# [DIRECTIONS FOR THIS TASK]
Using the blog archive below, explain in one to three sentences why many early readers believed Robinson Crusoe was a real person.

# [TEXT SECTION]
^^^^^^^^^^^^^^^^

Archive for the ‘Reading’ Category

Saturday, January 30th, 2016

Lighten-Up, It’s The Weekend – A Time For Something Off-Topic, Humorous Or Even Weird

Most of us have read the very well-known book Robinson Crusoe by Daniel DeFoe. If not, you at least know about it and have probably seen movies based the the shipwrecked premise.

Per Wikipedia, the novel was first published on April 25, 1719. The first edition credited the work’s protagonist Robinson Crusoe as its author, leading many readers to believe he was a real person and the book a travelogue of true incidents.

The other day, while in a book store, I found a book that provided humor by fantasizing about what some editors of famous authors’ books might have noted for the author. I hope the following makes you smile and lighten-up this weekend.

IMG_6204

  • It is better to have a lion at the head of an army of sheep, than a sheep at the head of an army of lions.
  • Daniel Defoe

Thursday, January 28th, 2016

Blogs To Follow

I am always encouraging you to read, read, read. I want you to read books, articles and, of course, blogs.

If you are trying to find some good blogs to follow. Here’s Ambir Technologies Top 10 Blogs To Follow for Accounting & Financial Tips for Your Small Biz. 

Some of them might be very helpful for your clients, too.

^^^^^^^^^^^^^^^^

# [INFORMATION GIVEN]
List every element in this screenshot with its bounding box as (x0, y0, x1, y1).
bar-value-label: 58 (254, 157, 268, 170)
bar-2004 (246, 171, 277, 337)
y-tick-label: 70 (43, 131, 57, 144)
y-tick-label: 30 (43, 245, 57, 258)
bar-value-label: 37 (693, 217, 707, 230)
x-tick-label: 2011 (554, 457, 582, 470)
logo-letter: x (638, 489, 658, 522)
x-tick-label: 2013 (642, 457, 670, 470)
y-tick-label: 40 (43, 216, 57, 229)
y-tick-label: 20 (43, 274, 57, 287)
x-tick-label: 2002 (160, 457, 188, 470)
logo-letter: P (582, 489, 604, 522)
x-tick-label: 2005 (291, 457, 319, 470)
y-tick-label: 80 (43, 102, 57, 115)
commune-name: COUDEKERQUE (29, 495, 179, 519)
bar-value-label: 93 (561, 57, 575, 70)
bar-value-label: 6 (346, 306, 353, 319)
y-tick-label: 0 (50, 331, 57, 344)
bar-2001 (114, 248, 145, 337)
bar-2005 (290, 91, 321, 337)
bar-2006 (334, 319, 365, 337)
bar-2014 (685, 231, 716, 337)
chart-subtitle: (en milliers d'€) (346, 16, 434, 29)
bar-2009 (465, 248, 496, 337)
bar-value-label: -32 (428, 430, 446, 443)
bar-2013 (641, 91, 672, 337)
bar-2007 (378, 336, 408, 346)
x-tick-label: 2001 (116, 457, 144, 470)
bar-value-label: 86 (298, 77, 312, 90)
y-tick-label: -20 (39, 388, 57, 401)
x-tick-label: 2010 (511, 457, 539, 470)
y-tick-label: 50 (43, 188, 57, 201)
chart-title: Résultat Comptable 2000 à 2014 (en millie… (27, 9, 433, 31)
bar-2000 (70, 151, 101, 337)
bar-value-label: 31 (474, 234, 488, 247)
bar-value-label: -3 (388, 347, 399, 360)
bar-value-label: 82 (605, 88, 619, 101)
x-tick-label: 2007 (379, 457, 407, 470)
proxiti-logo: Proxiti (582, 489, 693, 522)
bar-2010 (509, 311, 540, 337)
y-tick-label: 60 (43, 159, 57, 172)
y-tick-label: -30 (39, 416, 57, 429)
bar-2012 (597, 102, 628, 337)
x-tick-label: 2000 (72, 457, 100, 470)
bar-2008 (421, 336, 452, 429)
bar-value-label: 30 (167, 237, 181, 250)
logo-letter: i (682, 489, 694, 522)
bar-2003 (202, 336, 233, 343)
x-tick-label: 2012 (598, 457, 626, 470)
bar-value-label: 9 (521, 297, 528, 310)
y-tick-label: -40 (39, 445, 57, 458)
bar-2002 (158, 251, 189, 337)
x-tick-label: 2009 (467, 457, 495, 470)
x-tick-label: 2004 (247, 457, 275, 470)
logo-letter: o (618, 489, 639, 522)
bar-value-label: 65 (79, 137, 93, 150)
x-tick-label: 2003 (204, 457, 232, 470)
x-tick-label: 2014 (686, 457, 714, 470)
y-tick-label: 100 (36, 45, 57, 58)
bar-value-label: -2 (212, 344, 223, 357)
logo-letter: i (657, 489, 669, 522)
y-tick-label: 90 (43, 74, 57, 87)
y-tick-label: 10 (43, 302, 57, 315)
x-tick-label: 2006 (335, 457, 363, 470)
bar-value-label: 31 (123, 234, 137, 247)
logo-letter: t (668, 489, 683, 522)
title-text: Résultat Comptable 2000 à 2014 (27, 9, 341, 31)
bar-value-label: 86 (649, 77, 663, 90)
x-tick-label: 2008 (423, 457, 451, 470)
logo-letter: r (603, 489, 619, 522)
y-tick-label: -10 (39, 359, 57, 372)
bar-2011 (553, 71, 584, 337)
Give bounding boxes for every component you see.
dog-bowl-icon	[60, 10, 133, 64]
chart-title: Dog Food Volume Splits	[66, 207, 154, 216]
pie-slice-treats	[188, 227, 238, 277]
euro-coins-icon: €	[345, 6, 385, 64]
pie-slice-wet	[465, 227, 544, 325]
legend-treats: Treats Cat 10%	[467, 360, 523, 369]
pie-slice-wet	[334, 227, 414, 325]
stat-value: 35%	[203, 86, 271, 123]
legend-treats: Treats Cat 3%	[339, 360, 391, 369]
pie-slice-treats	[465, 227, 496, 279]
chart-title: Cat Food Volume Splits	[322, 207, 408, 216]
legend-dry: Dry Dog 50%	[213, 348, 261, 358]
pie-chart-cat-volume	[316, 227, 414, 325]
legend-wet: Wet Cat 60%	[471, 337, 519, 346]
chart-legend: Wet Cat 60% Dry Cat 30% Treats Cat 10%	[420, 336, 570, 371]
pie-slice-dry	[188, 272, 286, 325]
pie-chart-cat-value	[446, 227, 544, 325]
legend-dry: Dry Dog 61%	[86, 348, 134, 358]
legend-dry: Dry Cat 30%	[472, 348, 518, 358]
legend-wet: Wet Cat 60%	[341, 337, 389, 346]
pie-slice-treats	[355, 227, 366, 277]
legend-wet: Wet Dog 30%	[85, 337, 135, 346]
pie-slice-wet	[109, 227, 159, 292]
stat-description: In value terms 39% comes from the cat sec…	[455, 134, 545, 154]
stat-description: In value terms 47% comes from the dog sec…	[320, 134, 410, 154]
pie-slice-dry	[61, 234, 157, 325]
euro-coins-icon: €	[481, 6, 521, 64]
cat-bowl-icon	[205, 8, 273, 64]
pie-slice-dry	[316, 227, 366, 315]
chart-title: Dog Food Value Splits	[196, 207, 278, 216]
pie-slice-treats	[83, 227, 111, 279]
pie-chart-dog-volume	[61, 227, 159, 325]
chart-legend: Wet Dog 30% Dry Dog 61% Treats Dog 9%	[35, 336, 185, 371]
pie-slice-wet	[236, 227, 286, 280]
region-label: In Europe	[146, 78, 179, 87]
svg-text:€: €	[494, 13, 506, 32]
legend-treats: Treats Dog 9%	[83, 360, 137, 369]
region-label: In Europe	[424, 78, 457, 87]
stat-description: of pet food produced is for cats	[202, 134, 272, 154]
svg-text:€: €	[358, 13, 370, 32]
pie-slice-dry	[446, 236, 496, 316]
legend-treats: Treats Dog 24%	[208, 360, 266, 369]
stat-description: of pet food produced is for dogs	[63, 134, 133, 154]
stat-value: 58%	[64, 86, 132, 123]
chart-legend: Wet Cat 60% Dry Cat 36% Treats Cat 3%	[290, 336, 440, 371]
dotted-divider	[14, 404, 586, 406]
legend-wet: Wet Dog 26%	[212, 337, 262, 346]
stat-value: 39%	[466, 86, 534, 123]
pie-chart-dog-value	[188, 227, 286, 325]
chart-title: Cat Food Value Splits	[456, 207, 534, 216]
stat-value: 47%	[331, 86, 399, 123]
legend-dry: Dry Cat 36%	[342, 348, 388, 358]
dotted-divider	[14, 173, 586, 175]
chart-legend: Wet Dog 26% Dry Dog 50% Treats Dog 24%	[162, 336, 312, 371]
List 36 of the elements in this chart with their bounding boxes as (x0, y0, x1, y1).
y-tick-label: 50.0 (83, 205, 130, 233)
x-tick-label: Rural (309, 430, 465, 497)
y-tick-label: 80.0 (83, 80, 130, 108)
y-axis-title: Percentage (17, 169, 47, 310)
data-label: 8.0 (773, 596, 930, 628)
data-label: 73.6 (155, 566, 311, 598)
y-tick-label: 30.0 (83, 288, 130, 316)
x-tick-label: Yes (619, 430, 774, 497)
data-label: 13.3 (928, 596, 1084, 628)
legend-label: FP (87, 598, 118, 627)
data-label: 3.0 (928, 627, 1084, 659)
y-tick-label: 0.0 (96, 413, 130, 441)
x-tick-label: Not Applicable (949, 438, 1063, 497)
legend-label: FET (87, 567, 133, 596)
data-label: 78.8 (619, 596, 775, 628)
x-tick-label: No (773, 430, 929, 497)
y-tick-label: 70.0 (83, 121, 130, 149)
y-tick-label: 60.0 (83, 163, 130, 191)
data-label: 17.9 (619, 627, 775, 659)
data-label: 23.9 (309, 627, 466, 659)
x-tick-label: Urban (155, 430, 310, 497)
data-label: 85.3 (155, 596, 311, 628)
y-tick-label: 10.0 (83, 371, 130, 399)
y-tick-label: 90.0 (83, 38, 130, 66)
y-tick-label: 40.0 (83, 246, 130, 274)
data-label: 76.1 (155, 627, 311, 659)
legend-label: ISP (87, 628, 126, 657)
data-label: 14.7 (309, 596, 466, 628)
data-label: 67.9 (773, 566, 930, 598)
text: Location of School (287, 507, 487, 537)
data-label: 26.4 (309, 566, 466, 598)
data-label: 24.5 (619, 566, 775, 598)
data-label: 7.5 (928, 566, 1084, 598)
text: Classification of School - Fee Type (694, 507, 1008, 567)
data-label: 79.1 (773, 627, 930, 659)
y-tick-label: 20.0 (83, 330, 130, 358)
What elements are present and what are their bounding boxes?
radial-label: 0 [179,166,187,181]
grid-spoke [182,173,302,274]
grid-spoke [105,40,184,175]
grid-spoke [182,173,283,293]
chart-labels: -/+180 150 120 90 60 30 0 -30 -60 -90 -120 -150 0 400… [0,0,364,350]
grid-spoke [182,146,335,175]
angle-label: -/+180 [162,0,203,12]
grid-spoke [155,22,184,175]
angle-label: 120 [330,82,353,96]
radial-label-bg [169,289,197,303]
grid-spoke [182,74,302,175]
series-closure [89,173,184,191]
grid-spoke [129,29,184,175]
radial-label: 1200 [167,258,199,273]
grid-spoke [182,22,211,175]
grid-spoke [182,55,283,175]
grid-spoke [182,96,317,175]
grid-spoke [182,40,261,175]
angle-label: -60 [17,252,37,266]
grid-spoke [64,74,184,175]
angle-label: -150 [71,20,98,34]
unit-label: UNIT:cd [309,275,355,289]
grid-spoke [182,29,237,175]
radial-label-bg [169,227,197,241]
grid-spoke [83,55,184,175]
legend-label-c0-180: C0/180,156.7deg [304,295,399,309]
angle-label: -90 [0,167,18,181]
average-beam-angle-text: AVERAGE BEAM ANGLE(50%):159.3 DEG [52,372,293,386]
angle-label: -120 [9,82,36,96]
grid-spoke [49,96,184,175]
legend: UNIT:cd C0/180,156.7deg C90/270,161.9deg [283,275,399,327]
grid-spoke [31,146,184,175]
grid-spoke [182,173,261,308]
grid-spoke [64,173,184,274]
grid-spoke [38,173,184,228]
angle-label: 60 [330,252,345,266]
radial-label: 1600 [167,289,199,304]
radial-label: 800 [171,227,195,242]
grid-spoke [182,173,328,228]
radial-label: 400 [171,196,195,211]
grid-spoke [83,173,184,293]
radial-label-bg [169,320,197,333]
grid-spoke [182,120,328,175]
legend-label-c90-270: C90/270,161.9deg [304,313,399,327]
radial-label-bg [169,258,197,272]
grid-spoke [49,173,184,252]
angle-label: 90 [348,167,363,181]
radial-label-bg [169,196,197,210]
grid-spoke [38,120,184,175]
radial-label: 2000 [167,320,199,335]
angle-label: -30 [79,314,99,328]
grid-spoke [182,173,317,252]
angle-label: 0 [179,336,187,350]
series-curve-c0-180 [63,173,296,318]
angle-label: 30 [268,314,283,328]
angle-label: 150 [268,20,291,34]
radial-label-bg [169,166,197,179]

^^^^^^^^^^^^^^^^

# [RESULT OF THIS TASK]
The first edition, published on April 25, 1719, credited the protagonist Robinson Crusoe as the book's author. This led many readers to believe he was a real person and that the book was a travelogue of true incidents.